▸ STORED DATA:

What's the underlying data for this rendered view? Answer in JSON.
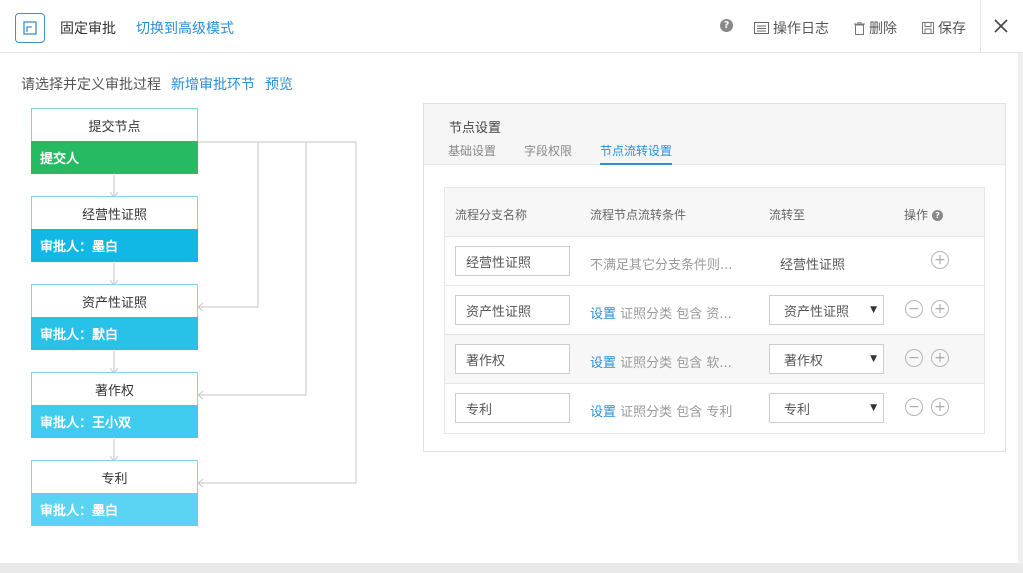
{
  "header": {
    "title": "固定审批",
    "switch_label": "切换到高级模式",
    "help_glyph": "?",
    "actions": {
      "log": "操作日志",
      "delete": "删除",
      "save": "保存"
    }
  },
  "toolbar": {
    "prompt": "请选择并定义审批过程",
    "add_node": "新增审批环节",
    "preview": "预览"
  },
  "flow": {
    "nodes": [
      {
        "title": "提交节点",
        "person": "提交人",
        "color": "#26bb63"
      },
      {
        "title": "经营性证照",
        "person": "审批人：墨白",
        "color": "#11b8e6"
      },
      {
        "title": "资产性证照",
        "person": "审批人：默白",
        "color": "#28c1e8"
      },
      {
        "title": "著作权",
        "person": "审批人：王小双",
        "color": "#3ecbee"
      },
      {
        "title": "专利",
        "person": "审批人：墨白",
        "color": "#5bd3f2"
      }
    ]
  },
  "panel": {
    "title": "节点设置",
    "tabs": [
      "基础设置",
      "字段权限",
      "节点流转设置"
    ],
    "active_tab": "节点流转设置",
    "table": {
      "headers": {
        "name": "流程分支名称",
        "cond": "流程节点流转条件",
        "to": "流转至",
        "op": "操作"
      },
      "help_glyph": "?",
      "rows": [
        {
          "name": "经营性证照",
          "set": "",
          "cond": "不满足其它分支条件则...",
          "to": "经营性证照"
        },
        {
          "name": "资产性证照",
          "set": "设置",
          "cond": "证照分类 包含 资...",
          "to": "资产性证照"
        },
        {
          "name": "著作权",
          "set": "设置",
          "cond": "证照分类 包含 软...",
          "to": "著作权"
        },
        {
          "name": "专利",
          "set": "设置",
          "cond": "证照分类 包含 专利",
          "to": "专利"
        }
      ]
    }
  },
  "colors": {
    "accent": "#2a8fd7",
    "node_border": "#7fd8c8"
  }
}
---
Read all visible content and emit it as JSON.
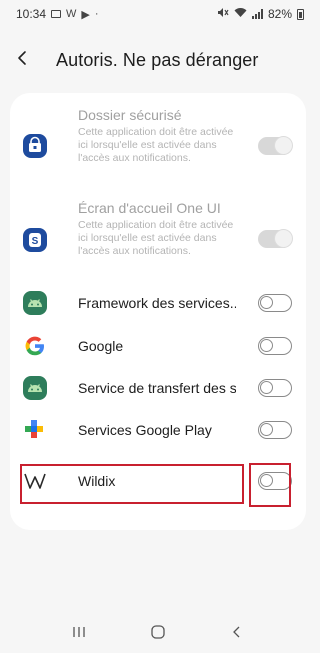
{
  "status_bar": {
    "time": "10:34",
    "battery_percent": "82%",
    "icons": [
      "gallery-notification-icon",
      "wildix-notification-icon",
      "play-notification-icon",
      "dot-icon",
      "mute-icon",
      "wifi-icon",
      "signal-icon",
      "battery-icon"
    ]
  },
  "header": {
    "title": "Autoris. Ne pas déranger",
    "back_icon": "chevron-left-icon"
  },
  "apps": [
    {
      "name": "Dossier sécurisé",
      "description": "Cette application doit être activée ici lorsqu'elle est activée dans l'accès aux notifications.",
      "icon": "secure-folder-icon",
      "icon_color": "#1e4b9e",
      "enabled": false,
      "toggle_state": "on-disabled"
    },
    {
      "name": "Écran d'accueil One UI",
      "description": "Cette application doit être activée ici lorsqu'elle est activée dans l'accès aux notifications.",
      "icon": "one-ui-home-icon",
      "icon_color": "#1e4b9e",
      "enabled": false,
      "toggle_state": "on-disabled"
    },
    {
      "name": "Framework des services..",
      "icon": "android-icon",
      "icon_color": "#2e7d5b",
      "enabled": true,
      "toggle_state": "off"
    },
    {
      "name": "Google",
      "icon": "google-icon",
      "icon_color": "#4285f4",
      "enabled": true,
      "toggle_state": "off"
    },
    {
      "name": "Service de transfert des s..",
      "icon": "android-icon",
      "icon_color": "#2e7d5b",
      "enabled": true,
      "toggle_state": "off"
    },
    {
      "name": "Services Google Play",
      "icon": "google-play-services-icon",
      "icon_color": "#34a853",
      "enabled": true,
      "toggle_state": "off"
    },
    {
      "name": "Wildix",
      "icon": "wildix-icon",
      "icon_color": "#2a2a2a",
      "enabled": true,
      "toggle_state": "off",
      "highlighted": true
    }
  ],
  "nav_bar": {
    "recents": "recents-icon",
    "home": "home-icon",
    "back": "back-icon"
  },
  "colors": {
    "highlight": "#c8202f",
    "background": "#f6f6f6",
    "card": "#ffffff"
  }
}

▸ REQUIRED TASK: Locate the word "name" in the data above. Copy every line carrying it.

▸ ANSWER TO THIS TASK:
        "name": "流程分支名称",
          "name": "经营性证照",
          "name": "资产性证照",
          "name": "著作权",
          "name": "专利",
      "name": "Dossier sécurisé",
      "name": "Écran d'accueil One UI",
      "name": "Framework des services..",
      "name": "Google",
      "name": "Service de transfert des s..",
      "name": "Services Google Play",
      "name": "Wildix",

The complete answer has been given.